** Begin Given data **
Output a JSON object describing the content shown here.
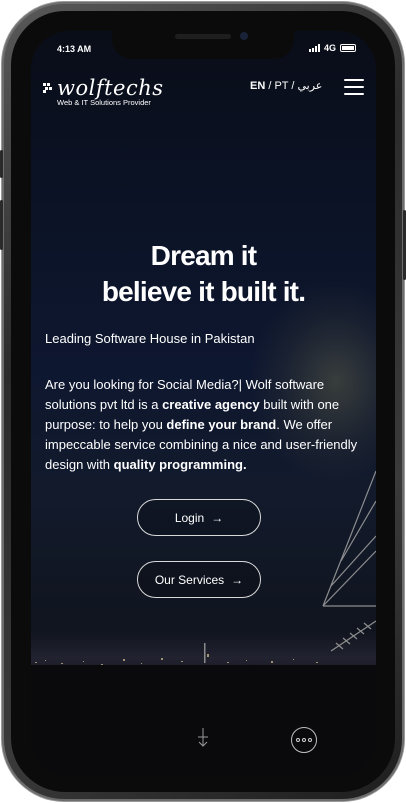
{
  "status_bar": {
    "time": "4:13 AM",
    "network": "4G"
  },
  "brand": {
    "name": "wolftechs",
    "tagline": "Web & IT Solutions Provider"
  },
  "languages": {
    "en": "EN",
    "sep1": " / ",
    "pt": "PT",
    "sep2": " / ",
    "ar": "عربي"
  },
  "hero": {
    "title_line1": "Dream it",
    "title_line2": "believe it built it.",
    "subtitle": "Leading Software House in Pakistan",
    "para_1": "Are you looking for Social Media?| Wolf software solutions pvt ltd is a ",
    "para_bold_1": "creative agency",
    "para_2": " built with one purpose: to help you ",
    "para_bold_2": "define your brand",
    "para_3": ". We offer impeccable service combining a nice and user-friendly design with ",
    "para_bold_3": "quality programming."
  },
  "buttons": {
    "login": "Login",
    "services": "Our Services",
    "arrow": "→"
  },
  "icons": [
    "wolf-logo-icon",
    "menu-icon",
    "arrow-right-icon",
    "scroll-down-icon",
    "chat-icon",
    "signal-icon",
    "battery-icon"
  ],
  "colors": {
    "text": "#ffffff",
    "background": "#0b1224",
    "button_border": "#d9d9d9"
  }
}
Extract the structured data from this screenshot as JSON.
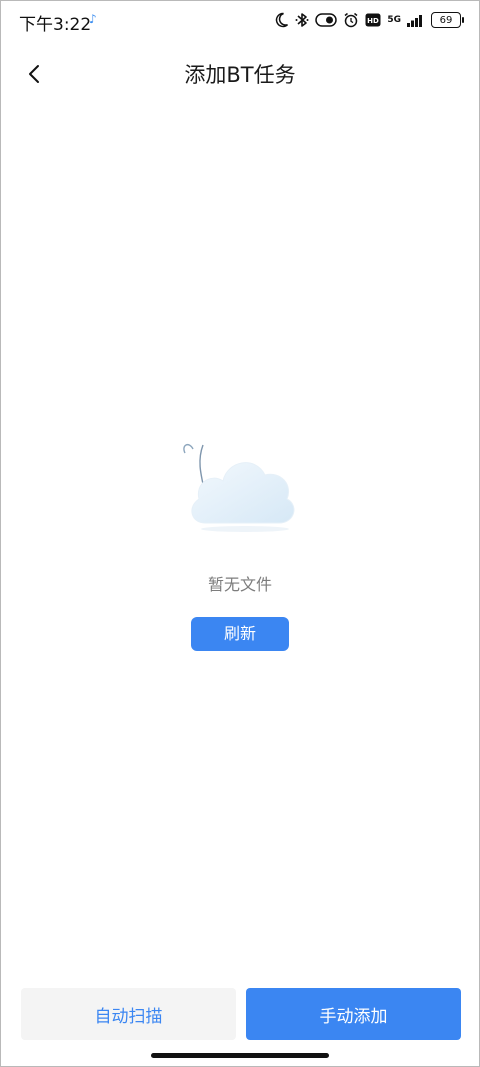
{
  "status_bar": {
    "time": "下午3:22",
    "network": "5G",
    "battery": "69",
    "icons": [
      "moon-icon",
      "bluetooth-icon",
      "toggle-icon",
      "alarm-icon",
      "hd-icon",
      "signal-icon",
      "battery-icon"
    ]
  },
  "header": {
    "title": "添加BT任务",
    "back_icon": "chevron-left-icon"
  },
  "empty_state": {
    "illustration": "cloud-icon",
    "message": "暂无文件",
    "refresh_label": "刷新"
  },
  "bottom_bar": {
    "auto_scan_label": "自动扫描",
    "manual_add_label": "手动添加"
  },
  "colors": {
    "accent": "#3b86f2",
    "secondary_button_bg": "#f4f4f4",
    "empty_text": "#7d7d7d"
  }
}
** End Given data **
**What you should do:** Pictures are not part of the copy; output everything else in the records exactly.

**Output of the task:**
Output a JSON object describing the content shown here.
{
  "status_bar": {
    "time": "4:13 AM",
    "network": "4G"
  },
  "brand": {
    "name": "wolftechs",
    "tagline": "Web & IT Solutions Provider"
  },
  "languages": {
    "en": "EN",
    "sep1": " / ",
    "pt": "PT",
    "sep2": " / ",
    "ar": "عربي"
  },
  "hero": {
    "title_line1": "Dream it",
    "title_line2": "believe it built it.",
    "subtitle": "Leading Software House in Pakistan",
    "para_1": "Are you looking for Social Media?| Wolf software solutions pvt ltd is a ",
    "para_bold_1": "creative agency",
    "para_2": " built with one purpose: to help you ",
    "para_bold_2": "define your brand",
    "para_3": ". We offer impeccable service combining a nice and user-friendly design with ",
    "para_bold_3": "quality programming."
  },
  "buttons": {
    "login": "Login",
    "services": "Our Services",
    "arrow": "→"
  },
  "icons": [
    "wolf-logo-icon",
    "menu-icon",
    "arrow-right-icon",
    "scroll-down-icon",
    "chat-icon",
    "signal-icon",
    "battery-icon"
  ],
  "colors": {
    "text": "#ffffff",
    "background": "#0b1224",
    "button_border": "#d9d9d9"
  }
}
Extract the structured data from this screenshot as JSON.
{
  "status_bar": {
    "time": "下午3:22",
    "network": "5G",
    "battery": "69",
    "icons": [
      "moon-icon",
      "bluetooth-icon",
      "toggle-icon",
      "alarm-icon",
      "hd-icon",
      "signal-icon",
      "battery-icon"
    ]
  },
  "header": {
    "title": "添加BT任务",
    "back_icon": "chevron-left-icon"
  },
  "empty_state": {
    "illustration": "cloud-icon",
    "message": "暂无文件",
    "refresh_label": "刷新"
  },
  "bottom_bar": {
    "auto_scan_label": "自动扫描",
    "manual_add_label": "手动添加"
  },
  "colors": {
    "accent": "#3b86f2",
    "secondary_button_bg": "#f4f4f4",
    "empty_text": "#7d7d7d"
  }
}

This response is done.